** Start Material shown **

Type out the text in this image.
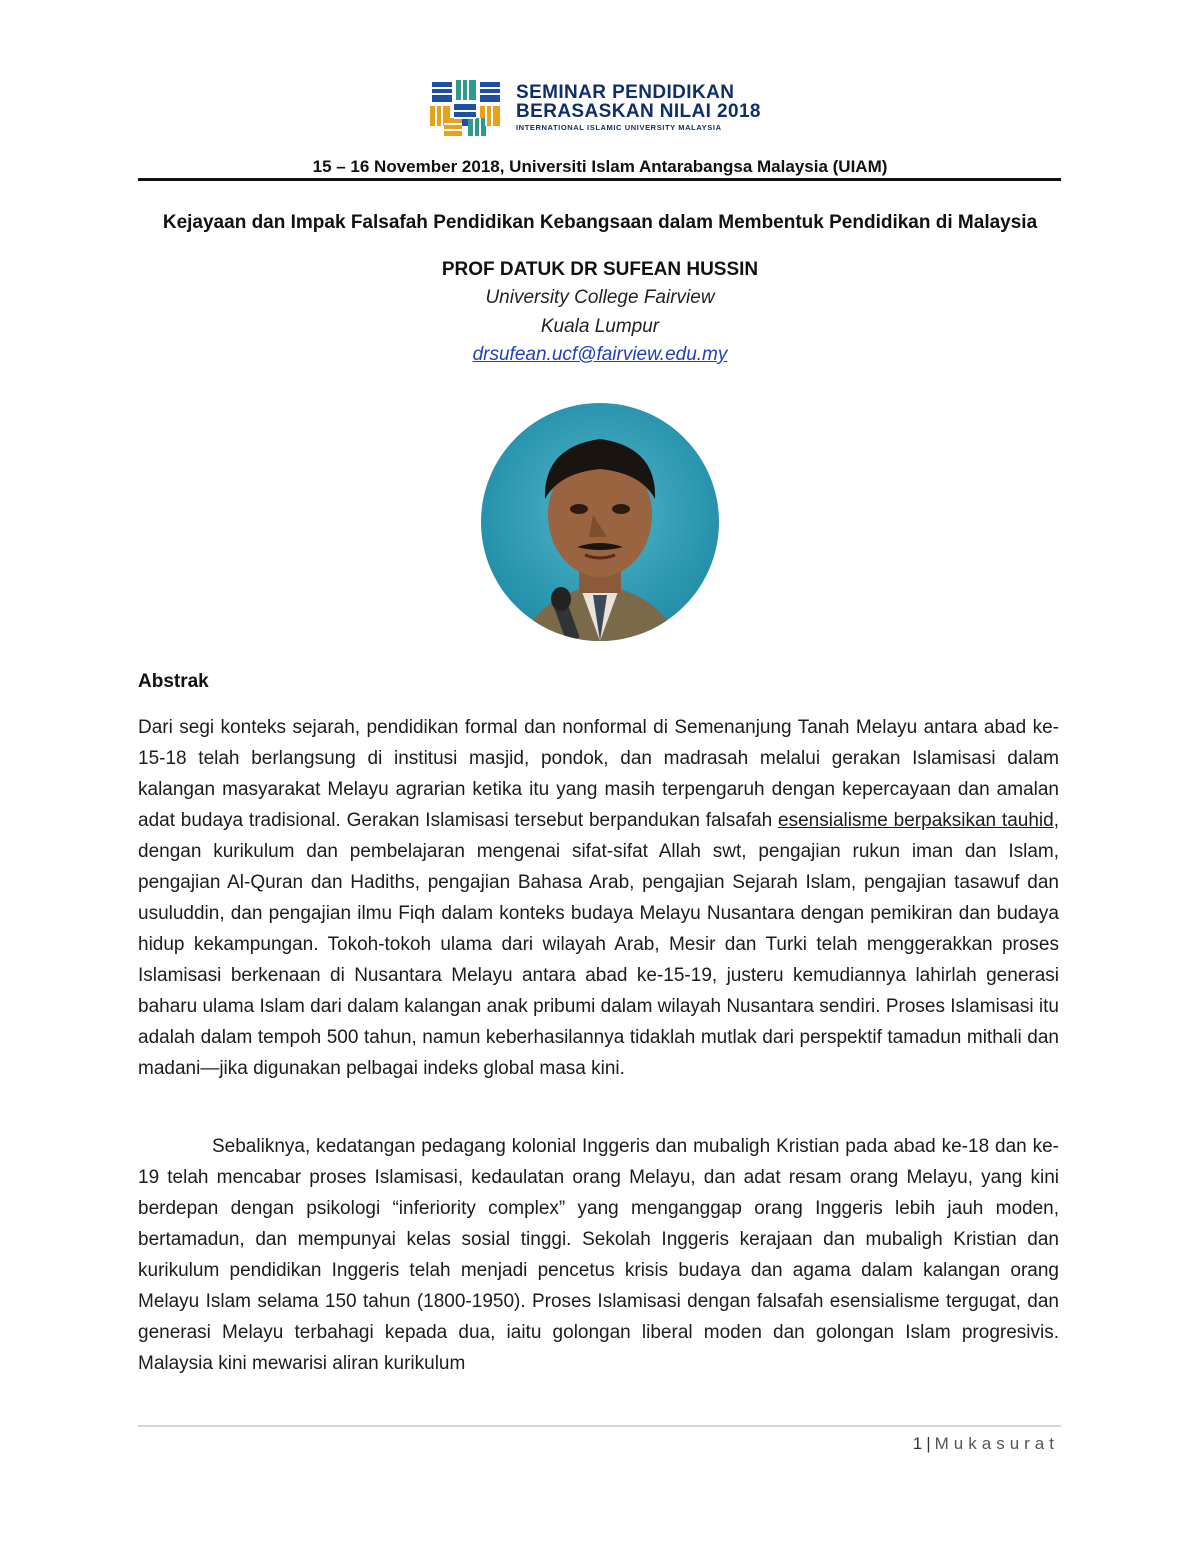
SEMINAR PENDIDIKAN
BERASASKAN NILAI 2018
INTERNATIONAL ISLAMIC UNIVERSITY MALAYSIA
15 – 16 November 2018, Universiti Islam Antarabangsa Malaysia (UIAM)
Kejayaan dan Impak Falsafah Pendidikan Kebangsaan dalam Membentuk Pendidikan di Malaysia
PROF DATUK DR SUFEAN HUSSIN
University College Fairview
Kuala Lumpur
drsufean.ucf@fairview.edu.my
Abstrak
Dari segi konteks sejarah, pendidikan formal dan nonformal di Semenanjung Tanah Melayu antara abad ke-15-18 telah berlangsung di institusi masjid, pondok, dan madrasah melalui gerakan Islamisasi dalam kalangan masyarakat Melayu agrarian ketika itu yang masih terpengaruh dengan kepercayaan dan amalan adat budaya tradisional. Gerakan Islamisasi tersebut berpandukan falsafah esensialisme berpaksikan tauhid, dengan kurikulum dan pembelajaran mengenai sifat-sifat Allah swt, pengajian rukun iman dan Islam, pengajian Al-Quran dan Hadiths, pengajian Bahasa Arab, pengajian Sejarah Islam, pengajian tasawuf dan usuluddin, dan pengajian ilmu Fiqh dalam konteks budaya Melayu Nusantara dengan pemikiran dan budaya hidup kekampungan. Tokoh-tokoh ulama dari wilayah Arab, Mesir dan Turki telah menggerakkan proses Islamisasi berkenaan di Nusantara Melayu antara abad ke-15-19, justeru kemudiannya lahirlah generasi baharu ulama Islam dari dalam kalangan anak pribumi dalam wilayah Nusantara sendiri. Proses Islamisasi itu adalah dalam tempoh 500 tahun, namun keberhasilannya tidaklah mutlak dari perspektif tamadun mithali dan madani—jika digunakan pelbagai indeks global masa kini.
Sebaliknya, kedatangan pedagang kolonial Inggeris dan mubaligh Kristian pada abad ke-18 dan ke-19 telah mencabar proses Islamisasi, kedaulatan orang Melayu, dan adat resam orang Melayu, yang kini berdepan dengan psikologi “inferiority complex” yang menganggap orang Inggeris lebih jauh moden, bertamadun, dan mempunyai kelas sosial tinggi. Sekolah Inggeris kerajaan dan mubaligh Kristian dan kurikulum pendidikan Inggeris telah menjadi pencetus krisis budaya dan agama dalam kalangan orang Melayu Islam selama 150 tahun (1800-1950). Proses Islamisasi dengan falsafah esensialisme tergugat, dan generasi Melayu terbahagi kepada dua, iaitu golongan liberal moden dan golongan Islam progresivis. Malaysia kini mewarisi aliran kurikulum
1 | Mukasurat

** End Material shown **

Given task
Find every line that holds "telah" and copy it.

Result of the task
Dari segi konteks sejarah, pendidikan formal dan nonformal di Semenanjung Tanah Melayu antara abad ke-15-18 telah berlangsung di institusi masjid, pondok, dan madrasah melalui gerakan Islamisasi dalam kalangan masyarakat Melayu agrarian ketika itu yang masih terpengaruh dengan kepercayaan dan amalan adat budaya tradisional. Gerakan Islamisasi tersebut berpandukan falsafah esensialisme berpaksikan tauhid, dengan kurikulum dan pembelajaran mengenai sifat-sifat Allah swt, pengajian rukun iman dan Islam, pengajian Al-Quran dan Hadiths, pengajian Bahasa Arab, pengajian Sejarah Islam, pengajian tasawuf dan usuluddin, dan pengajian ilmu Fiqh dalam konteks budaya Melayu Nusantara dengan pemikiran dan budaya hidup kekampungan. Tokoh-tokoh ulama dari wilayah Arab, Mesir dan Turki telah menggerakkan proses Islamisasi berkenaan di Nusantara Melayu antara abad ke-15-19, justeru kemudiannya lahirlah generasi baharu ulama Islam dari dalam kalangan anak pribumi dalam wilayah Nusantara sendiri. Proses Islamisasi itu adalah dalam tempoh 500 tahun, namun keberhasilannya tidaklah mutlak dari perspektif tamadun mithali dan madani—jika digunakan pelbagai indeks global masa kini.
Sebaliknya, kedatangan pedagang kolonial Inggeris dan mubaligh Kristian pada abad ke-18 dan ke-19 telah mencabar proses Islamisasi, kedaulatan orang Melayu, dan adat resam orang Melayu, yang kini berdepan dengan psikologi “inferiority complex” yang menganggap orang Inggeris lebih jauh moden, bertamadun, dan mempunyai kelas sosial tinggi. Sekolah Inggeris kerajaan dan mubaligh Kristian dan kurikulum pendidikan Inggeris telah menjadi pencetus krisis budaya dan agama dalam kalangan orang Melayu Islam selama 150 tahun (1800-1950). Proses Islamisasi dengan falsafah esensialisme tergugat, dan generasi Melayu terbahagi kepada dua, iaitu golongan liberal moden dan golongan Islam progresivis. Malaysia kini mewarisi aliran kurikulum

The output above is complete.